Given records —
- - - -

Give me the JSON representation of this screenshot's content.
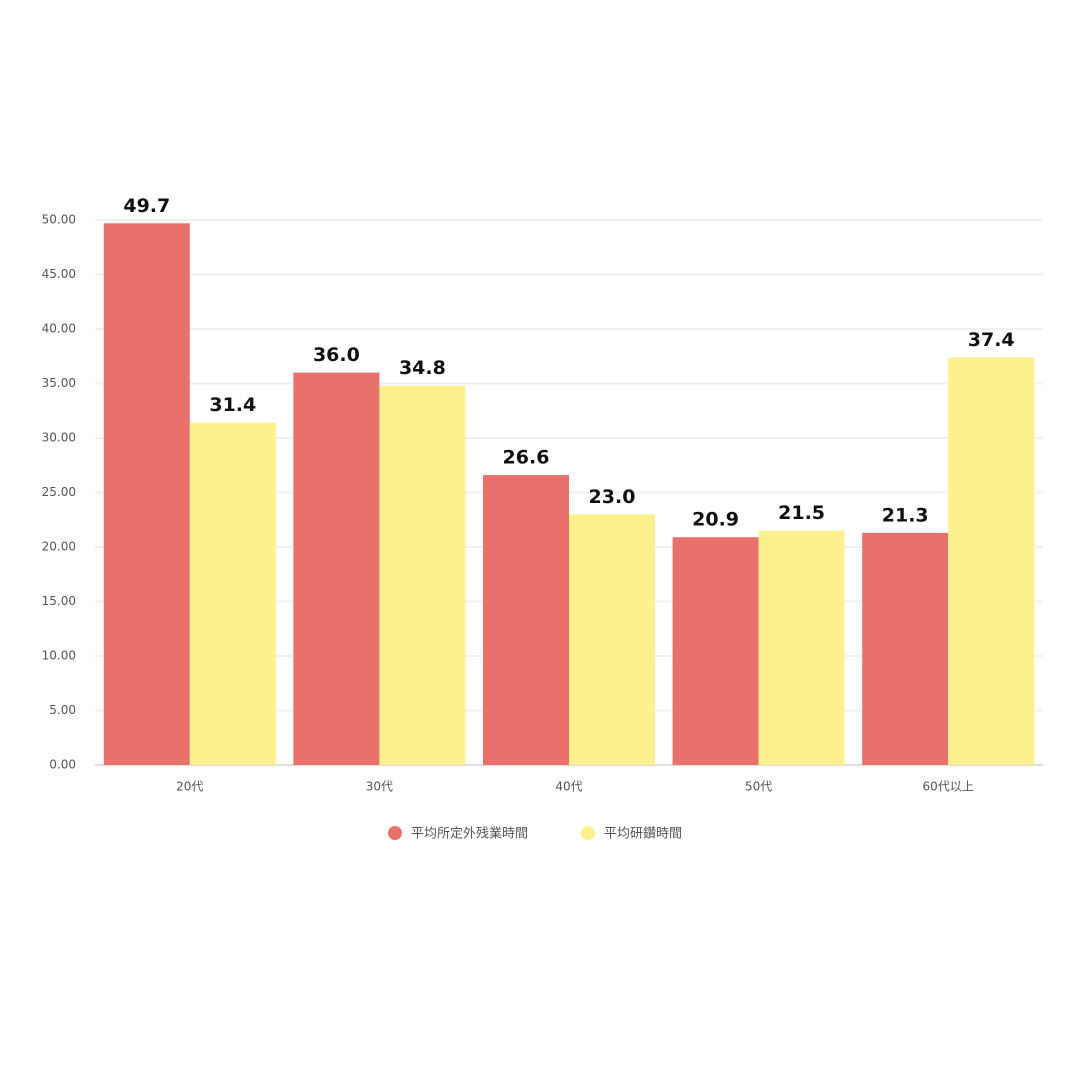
{
  "chart_data": {
    "type": "bar",
    "categories": [
      "20代",
      "30代",
      "40代",
      "50代",
      "60代以上"
    ],
    "series": [
      {
        "name": "平均所定外残業時間",
        "color": "#e8716c",
        "values": [
          49.7,
          36.0,
          26.6,
          20.9,
          21.3
        ],
        "value_labels": [
          "49.7",
          "36.0",
          "26.6",
          "20.9",
          "21.3"
        ]
      },
      {
        "name": "平均研鑽時間",
        "color": "#fdf18f",
        "values": [
          31.4,
          34.8,
          23.0,
          21.5,
          37.4
        ],
        "value_labels": [
          "31.4",
          "34.8",
          "23.0",
          "21.5",
          "37.4"
        ]
      }
    ],
    "ylim": [
      0,
      50
    ],
    "yticks": [
      {
        "value": 0,
        "label": "0.00"
      },
      {
        "value": 5,
        "label": "5.00"
      },
      {
        "value": 10,
        "label": "10.00"
      },
      {
        "value": 15,
        "label": "15.00"
      },
      {
        "value": 20,
        "label": "20.00"
      },
      {
        "value": 25,
        "label": "25.00"
      },
      {
        "value": 30,
        "label": "30.00"
      },
      {
        "value": 35,
        "label": "35.00"
      },
      {
        "value": 40,
        "label": "40.00"
      },
      {
        "value": 45,
        "label": "45.00"
      },
      {
        "value": 50,
        "label": "50.00"
      }
    ],
    "grid": true,
    "legend": "bottom"
  }
}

- - - -

Task directions — In your copy of the listing above, reproduce each line exactly and omit all pictures.

Task result —
Give me the JSON representation of this screenshot's content.
{
  "chart_data": {
    "type": "bar",
    "categories": [
      "20代",
      "30代",
      "40代",
      "50代",
      "60代以上"
    ],
    "series": [
      {
        "name": "平均所定外残業時間",
        "color": "#e8716c",
        "values": [
          49.7,
          36.0,
          26.6,
          20.9,
          21.3
        ],
        "value_labels": [
          "49.7",
          "36.0",
          "26.6",
          "20.9",
          "21.3"
        ]
      },
      {
        "name": "平均研鑽時間",
        "color": "#fdf18f",
        "values": [
          31.4,
          34.8,
          23.0,
          21.5,
          37.4
        ],
        "value_labels": [
          "31.4",
          "34.8",
          "23.0",
          "21.5",
          "37.4"
        ]
      }
    ],
    "ylim": [
      0,
      50
    ],
    "yticks": [
      {
        "value": 0,
        "label": "0.00"
      },
      {
        "value": 5,
        "label": "5.00"
      },
      {
        "value": 10,
        "label": "10.00"
      },
      {
        "value": 15,
        "label": "15.00"
      },
      {
        "value": 20,
        "label": "20.00"
      },
      {
        "value": 25,
        "label": "25.00"
      },
      {
        "value": 30,
        "label": "30.00"
      },
      {
        "value": 35,
        "label": "35.00"
      },
      {
        "value": 40,
        "label": "40.00"
      },
      {
        "value": 45,
        "label": "45.00"
      },
      {
        "value": 50,
        "label": "50.00"
      }
    ],
    "grid": true,
    "legend": "bottom"
  }
}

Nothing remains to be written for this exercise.